- [Exercise task]:
Filter the entries that follow, copying every line in which the word "JSON" appears.

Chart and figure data
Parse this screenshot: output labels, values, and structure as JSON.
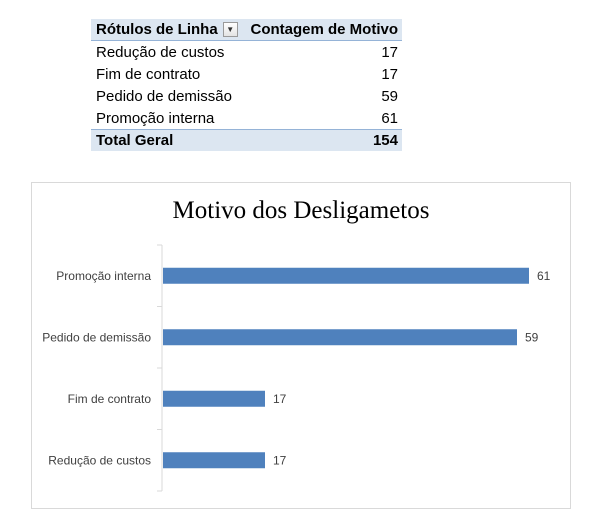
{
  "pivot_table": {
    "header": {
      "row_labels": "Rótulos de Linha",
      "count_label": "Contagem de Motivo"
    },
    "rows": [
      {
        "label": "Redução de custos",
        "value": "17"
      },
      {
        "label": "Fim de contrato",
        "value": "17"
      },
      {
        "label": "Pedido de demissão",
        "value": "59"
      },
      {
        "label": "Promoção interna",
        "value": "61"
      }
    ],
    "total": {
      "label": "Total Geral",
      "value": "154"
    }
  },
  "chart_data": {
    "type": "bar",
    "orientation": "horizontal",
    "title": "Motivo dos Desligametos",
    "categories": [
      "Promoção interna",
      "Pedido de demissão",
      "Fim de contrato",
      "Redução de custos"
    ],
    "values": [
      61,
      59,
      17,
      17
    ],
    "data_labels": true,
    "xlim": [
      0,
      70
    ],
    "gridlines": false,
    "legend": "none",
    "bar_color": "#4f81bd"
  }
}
--
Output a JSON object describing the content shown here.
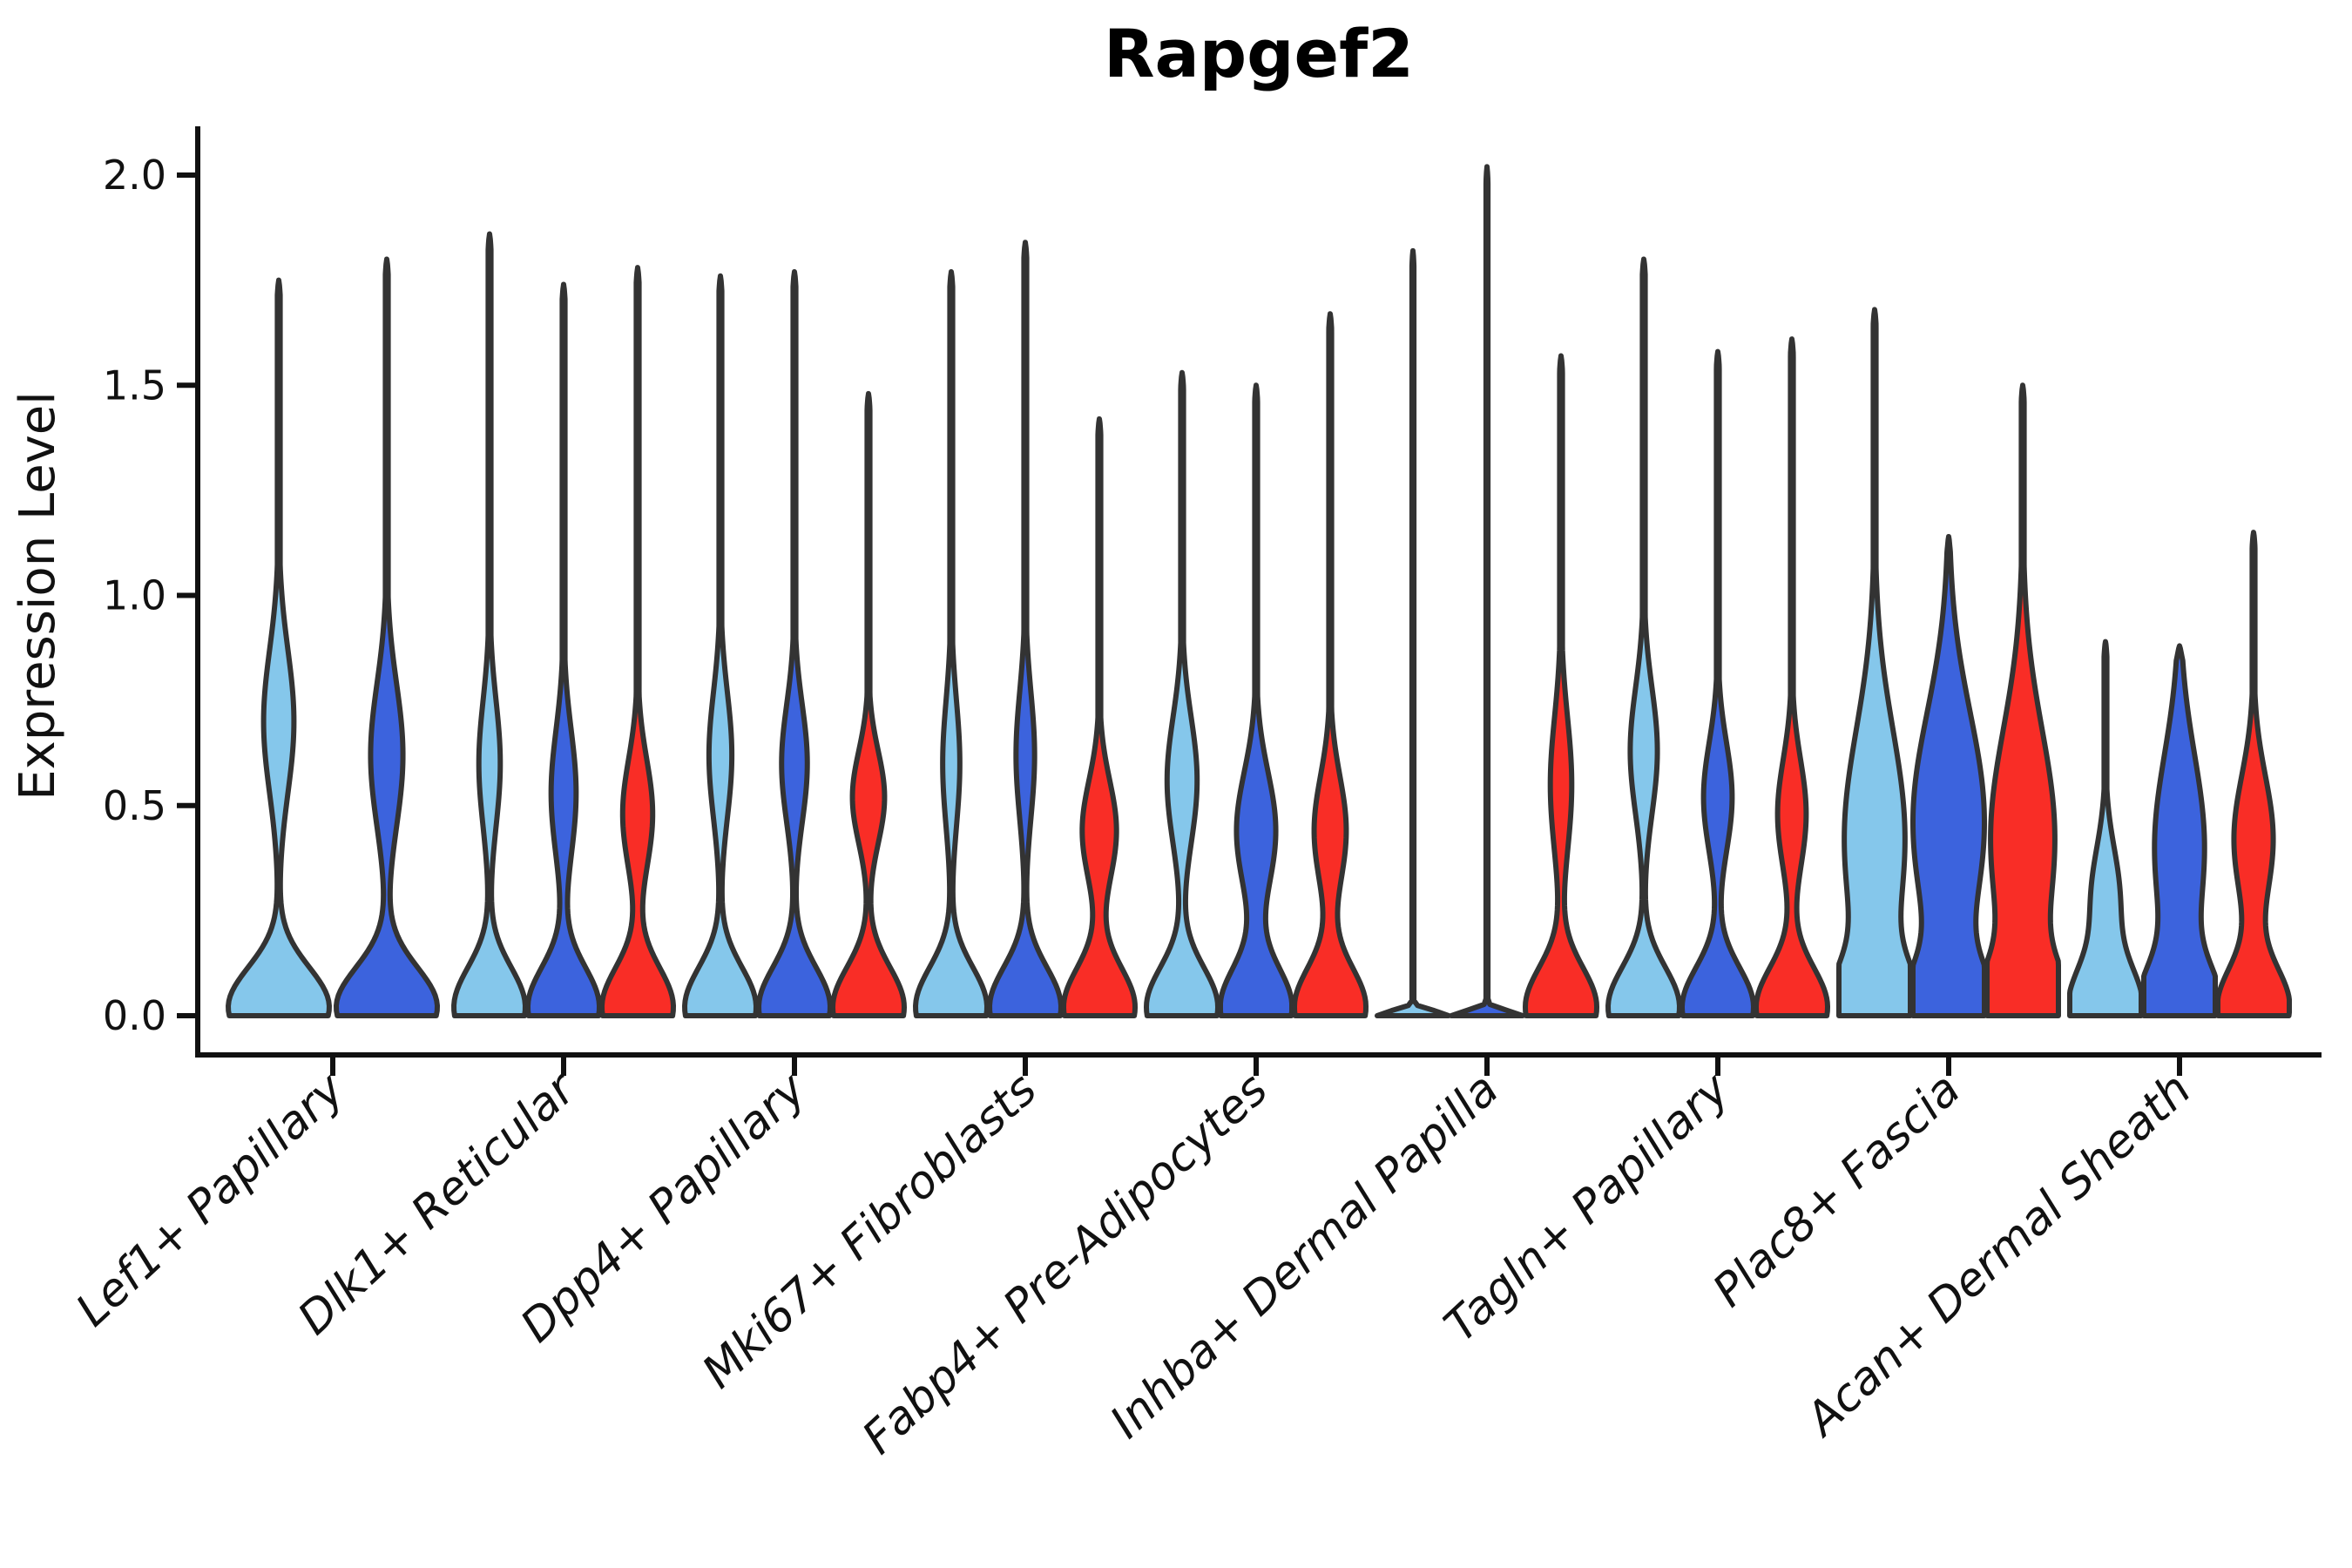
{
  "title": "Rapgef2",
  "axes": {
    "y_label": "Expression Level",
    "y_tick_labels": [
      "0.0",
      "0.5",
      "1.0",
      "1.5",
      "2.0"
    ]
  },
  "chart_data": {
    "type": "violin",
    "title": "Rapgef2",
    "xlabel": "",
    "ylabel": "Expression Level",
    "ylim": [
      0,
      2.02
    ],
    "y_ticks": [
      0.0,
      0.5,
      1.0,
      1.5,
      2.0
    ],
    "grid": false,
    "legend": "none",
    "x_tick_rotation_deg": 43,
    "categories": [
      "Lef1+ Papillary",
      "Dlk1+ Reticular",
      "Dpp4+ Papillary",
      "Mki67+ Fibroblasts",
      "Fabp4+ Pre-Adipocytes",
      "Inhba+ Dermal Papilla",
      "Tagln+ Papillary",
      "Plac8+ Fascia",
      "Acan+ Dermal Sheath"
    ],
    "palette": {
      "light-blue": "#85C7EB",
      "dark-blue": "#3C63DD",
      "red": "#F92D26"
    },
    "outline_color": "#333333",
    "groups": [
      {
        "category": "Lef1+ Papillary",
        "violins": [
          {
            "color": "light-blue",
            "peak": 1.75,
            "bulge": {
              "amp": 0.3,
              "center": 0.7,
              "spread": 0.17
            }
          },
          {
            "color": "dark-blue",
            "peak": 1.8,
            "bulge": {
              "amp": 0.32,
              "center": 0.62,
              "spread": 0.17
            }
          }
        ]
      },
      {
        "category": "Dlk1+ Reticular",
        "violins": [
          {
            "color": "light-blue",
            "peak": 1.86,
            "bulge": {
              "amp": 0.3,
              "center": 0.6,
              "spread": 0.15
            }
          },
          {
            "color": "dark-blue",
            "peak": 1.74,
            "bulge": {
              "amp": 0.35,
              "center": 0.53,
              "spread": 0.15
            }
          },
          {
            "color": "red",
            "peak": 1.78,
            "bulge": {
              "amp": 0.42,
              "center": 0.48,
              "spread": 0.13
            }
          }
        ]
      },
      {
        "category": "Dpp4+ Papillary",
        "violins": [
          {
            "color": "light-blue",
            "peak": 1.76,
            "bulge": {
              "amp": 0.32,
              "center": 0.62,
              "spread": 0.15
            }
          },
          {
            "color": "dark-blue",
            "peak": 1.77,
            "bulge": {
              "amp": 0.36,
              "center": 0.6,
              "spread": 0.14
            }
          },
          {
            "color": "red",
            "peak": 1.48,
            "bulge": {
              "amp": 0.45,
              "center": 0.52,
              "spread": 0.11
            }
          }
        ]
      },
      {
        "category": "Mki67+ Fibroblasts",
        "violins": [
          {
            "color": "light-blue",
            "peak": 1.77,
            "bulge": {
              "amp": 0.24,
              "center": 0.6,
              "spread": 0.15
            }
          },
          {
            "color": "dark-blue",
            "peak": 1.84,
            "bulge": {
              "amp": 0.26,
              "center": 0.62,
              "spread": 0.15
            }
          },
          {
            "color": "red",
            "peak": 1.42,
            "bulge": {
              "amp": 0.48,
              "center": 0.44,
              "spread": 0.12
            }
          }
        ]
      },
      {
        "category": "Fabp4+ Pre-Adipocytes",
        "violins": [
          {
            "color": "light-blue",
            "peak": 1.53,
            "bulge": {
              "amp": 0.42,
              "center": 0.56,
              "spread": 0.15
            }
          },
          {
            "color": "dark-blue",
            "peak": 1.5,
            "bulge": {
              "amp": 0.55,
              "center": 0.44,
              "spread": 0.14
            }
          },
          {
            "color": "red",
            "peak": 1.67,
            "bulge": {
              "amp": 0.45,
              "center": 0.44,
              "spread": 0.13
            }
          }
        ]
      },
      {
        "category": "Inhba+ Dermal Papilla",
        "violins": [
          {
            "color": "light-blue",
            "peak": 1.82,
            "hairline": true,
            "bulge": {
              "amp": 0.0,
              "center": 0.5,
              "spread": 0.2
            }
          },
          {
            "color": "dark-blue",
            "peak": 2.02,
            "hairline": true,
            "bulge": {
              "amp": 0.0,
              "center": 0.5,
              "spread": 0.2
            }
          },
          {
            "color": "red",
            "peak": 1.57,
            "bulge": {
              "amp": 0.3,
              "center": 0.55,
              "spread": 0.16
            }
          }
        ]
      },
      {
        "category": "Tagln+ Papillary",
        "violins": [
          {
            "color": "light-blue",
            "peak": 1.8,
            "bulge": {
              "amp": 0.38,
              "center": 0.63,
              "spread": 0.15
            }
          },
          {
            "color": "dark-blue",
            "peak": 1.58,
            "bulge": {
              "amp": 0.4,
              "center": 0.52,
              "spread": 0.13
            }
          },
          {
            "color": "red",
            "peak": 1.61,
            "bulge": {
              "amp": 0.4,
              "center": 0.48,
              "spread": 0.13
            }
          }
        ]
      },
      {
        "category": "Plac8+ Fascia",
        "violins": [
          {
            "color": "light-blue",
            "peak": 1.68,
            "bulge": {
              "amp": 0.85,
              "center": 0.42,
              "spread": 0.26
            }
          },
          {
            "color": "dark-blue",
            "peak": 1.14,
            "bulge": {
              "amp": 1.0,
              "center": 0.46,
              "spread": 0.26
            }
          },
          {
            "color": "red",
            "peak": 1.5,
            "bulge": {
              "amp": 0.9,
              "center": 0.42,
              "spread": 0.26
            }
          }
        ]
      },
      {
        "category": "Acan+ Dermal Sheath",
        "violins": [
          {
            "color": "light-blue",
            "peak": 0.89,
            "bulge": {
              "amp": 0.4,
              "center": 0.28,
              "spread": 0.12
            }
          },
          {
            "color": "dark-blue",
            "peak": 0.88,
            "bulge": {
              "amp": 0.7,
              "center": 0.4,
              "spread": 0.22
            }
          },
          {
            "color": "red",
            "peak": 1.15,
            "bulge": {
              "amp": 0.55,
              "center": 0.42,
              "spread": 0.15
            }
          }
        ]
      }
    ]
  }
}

- [The reply]:
Parse this screenshot: output labels, values, and structure as JSON.
Output a JSON object describing the content shown here.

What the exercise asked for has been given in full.